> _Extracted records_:
BEGIN

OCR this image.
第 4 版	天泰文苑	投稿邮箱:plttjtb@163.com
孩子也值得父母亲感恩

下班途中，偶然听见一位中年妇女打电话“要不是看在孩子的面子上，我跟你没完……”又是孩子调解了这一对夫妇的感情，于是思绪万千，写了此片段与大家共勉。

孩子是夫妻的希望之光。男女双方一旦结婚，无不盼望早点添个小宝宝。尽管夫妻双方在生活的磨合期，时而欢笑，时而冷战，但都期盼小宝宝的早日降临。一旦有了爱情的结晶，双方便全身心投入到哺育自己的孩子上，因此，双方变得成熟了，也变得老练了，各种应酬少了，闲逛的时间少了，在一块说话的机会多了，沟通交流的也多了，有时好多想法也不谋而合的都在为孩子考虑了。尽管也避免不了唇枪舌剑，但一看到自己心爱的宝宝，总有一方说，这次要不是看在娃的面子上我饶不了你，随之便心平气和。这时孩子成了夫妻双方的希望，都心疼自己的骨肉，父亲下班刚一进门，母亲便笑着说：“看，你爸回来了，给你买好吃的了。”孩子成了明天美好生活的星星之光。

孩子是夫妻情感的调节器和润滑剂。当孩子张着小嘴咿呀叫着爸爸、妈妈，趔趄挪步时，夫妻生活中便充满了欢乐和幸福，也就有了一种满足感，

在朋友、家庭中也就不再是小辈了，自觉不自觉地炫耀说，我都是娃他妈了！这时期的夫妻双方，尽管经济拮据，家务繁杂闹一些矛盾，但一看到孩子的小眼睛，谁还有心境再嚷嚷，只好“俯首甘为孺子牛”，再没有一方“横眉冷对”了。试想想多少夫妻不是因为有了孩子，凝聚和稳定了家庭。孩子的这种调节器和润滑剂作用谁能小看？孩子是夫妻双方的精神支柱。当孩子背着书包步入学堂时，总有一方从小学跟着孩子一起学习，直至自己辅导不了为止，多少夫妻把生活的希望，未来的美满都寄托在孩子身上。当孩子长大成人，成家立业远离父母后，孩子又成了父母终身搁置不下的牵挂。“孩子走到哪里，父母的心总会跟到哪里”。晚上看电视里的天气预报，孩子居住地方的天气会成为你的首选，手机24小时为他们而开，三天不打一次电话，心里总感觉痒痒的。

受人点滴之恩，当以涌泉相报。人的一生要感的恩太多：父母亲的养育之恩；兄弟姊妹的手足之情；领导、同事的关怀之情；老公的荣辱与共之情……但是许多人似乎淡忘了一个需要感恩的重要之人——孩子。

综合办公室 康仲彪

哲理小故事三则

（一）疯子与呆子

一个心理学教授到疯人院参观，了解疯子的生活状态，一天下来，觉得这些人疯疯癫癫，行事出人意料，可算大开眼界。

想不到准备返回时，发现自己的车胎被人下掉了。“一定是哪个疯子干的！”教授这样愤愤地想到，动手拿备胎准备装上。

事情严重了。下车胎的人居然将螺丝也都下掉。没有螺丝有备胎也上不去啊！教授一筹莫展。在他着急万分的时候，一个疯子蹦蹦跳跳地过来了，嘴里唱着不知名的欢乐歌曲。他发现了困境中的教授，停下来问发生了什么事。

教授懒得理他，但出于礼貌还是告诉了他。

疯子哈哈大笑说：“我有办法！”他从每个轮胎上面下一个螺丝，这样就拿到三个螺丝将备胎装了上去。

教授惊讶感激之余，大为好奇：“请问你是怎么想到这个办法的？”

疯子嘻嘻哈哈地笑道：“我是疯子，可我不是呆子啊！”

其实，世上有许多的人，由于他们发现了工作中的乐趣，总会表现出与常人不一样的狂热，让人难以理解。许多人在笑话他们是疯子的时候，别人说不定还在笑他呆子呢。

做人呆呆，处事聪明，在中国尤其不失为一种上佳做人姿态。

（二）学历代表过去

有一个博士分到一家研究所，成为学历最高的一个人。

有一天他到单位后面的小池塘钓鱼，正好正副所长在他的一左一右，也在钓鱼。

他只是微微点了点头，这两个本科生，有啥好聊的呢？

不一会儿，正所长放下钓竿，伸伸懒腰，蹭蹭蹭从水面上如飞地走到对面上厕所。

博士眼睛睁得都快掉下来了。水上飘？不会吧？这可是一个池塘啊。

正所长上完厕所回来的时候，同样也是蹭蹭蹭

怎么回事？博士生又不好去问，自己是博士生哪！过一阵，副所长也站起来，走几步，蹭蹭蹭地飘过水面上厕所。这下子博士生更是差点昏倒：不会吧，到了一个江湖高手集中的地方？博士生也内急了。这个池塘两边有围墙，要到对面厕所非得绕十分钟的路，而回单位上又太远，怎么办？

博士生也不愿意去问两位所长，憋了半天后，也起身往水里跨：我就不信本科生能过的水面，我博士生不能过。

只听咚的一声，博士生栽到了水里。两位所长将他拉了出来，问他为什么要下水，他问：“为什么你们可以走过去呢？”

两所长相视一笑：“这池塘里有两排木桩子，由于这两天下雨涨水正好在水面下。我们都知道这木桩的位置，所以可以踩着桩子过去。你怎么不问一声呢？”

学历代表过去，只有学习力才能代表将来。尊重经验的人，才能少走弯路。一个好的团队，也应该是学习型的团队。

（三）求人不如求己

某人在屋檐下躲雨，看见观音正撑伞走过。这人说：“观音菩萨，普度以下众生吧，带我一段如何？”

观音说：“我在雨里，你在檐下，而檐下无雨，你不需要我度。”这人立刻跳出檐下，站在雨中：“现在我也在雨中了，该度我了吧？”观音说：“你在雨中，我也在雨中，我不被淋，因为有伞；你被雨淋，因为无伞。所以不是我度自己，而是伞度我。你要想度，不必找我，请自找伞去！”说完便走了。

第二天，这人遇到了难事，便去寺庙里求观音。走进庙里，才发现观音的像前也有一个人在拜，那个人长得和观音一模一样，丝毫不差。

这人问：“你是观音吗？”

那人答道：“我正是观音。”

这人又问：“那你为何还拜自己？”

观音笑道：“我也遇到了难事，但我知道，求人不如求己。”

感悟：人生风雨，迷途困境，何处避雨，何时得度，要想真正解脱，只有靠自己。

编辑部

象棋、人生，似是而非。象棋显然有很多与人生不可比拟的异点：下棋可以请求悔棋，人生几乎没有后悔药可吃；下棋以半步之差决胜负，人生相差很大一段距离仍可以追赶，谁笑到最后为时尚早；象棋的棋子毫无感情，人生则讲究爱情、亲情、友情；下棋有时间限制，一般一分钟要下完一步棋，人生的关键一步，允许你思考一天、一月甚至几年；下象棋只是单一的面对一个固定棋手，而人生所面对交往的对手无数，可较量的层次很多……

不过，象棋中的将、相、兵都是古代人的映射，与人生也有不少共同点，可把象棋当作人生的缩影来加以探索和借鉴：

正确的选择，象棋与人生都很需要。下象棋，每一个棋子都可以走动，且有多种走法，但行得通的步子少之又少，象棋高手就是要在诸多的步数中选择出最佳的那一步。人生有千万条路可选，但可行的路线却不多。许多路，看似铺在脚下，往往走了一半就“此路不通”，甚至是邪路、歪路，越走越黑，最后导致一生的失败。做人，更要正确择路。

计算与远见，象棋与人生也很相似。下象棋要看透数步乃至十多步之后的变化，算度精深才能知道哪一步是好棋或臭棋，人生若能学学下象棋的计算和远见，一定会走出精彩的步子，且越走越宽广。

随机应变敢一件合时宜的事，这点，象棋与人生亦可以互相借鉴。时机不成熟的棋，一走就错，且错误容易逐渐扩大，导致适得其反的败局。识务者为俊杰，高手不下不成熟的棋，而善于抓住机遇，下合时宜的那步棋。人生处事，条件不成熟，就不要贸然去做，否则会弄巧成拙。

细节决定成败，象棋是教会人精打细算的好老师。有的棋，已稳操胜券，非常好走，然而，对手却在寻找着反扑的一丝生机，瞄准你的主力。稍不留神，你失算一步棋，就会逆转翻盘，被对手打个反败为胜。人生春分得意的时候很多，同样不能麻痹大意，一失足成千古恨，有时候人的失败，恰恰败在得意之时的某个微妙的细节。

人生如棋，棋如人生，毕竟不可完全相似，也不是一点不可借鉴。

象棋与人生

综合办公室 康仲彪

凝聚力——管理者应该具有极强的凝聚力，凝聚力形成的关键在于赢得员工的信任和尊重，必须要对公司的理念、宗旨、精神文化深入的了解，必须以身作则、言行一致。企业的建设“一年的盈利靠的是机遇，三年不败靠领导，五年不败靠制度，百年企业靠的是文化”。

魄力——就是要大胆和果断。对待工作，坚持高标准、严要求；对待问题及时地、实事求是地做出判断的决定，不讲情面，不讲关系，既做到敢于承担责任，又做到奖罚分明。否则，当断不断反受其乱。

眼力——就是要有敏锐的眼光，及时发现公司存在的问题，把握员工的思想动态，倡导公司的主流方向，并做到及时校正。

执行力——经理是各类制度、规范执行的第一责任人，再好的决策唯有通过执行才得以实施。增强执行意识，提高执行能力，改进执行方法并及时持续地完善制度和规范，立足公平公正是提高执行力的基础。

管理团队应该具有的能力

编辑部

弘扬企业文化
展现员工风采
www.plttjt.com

END
BEGIN

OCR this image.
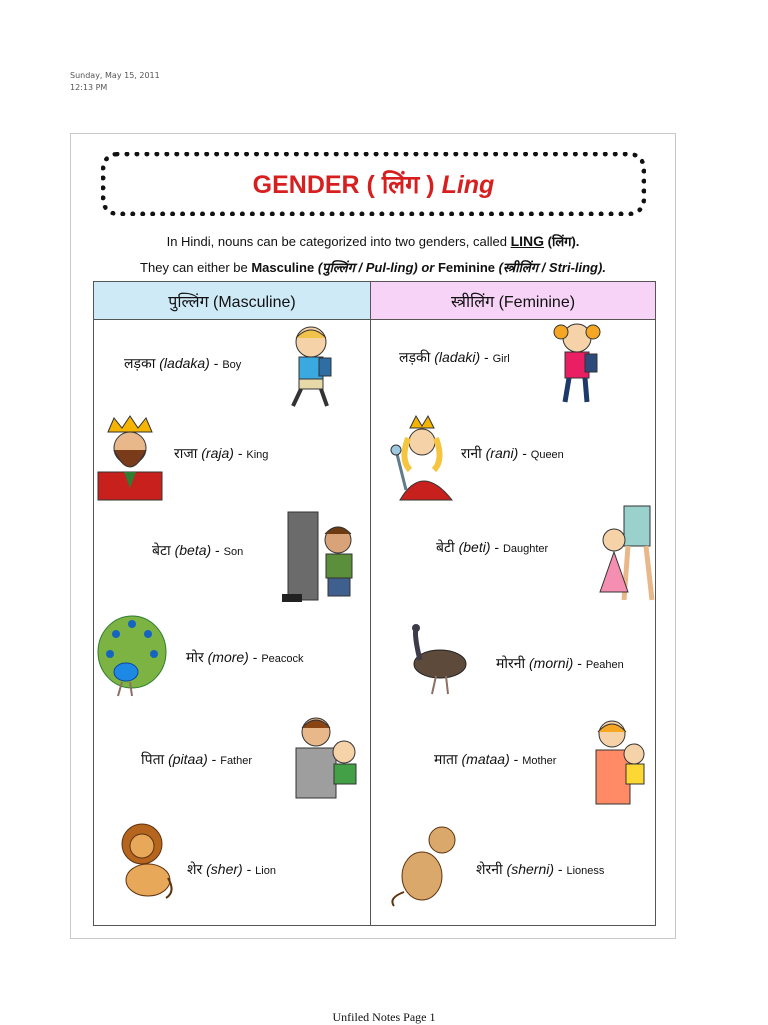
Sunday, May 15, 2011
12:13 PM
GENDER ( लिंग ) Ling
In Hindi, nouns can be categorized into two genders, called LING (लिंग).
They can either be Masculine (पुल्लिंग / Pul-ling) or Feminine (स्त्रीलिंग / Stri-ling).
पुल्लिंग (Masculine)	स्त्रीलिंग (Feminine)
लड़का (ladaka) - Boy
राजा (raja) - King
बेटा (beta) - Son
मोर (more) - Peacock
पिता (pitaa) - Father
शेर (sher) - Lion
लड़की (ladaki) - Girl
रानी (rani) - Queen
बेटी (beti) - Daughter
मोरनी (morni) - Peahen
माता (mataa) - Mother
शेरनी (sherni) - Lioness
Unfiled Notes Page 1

END

> _PROBLEM_:
Copy each line in the data that holds the word "Feminine".

> _EXERCISE RESPONSE_:
They can either be Masculine (पुल्लिंग / Pul-ling) or Feminine (स्त्रीलिंग / Stri-ling).
पुल्लिंग (Masculine)	स्त्रीलिंग (Feminine)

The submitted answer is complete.